## start

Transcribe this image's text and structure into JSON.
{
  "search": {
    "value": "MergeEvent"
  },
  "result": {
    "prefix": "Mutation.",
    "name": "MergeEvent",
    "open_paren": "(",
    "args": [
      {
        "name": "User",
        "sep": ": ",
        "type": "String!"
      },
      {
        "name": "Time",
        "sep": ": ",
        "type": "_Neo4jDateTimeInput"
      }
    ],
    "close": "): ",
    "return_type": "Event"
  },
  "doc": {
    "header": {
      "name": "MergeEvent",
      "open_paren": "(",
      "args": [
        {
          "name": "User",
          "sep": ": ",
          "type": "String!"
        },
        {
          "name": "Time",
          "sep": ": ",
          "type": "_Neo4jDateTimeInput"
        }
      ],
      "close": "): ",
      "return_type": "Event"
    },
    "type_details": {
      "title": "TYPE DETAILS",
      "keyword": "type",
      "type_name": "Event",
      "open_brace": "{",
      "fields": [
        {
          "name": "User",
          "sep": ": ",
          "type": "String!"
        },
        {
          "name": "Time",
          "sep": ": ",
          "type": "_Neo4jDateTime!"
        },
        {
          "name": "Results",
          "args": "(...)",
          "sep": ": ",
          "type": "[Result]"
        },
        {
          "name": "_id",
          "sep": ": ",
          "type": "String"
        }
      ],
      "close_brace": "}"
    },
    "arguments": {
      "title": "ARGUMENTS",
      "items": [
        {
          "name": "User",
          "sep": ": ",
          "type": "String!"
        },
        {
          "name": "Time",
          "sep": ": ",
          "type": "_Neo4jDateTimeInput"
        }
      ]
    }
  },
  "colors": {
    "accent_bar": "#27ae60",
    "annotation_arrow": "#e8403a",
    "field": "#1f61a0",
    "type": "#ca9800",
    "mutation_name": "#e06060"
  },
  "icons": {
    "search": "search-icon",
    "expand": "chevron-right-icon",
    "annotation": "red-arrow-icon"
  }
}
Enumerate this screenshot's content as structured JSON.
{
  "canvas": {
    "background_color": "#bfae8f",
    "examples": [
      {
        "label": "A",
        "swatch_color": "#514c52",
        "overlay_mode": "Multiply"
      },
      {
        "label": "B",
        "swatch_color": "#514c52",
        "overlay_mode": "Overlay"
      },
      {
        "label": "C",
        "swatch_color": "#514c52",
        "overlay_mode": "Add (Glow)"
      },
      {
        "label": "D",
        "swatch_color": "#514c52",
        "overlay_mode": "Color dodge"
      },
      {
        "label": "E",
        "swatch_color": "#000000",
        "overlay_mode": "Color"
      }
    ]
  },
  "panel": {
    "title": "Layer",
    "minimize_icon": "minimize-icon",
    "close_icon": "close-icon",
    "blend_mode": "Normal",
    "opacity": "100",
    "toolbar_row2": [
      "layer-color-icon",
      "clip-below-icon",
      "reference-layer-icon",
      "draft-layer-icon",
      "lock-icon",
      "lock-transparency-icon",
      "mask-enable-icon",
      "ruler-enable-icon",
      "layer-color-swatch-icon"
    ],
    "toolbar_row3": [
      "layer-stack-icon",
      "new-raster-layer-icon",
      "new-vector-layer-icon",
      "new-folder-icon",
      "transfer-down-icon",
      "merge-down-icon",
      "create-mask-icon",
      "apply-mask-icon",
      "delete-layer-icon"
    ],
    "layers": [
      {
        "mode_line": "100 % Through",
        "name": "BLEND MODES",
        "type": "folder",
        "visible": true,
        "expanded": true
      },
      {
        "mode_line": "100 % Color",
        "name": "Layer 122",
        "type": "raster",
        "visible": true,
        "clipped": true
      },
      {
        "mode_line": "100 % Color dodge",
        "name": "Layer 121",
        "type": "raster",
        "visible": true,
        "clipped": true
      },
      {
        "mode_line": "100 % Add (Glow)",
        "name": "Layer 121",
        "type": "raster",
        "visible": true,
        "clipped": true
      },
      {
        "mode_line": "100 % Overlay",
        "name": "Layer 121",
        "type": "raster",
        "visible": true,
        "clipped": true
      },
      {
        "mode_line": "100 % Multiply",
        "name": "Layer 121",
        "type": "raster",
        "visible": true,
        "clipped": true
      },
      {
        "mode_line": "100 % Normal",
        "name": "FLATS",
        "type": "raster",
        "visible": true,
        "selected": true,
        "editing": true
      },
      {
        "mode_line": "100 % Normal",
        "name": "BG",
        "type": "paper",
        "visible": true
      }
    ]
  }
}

## end

From the listing above, copy every line that includes the word "dodge".

        "overlay_mode": "Color dodge"
        "mode_line": "100 % Color dodge",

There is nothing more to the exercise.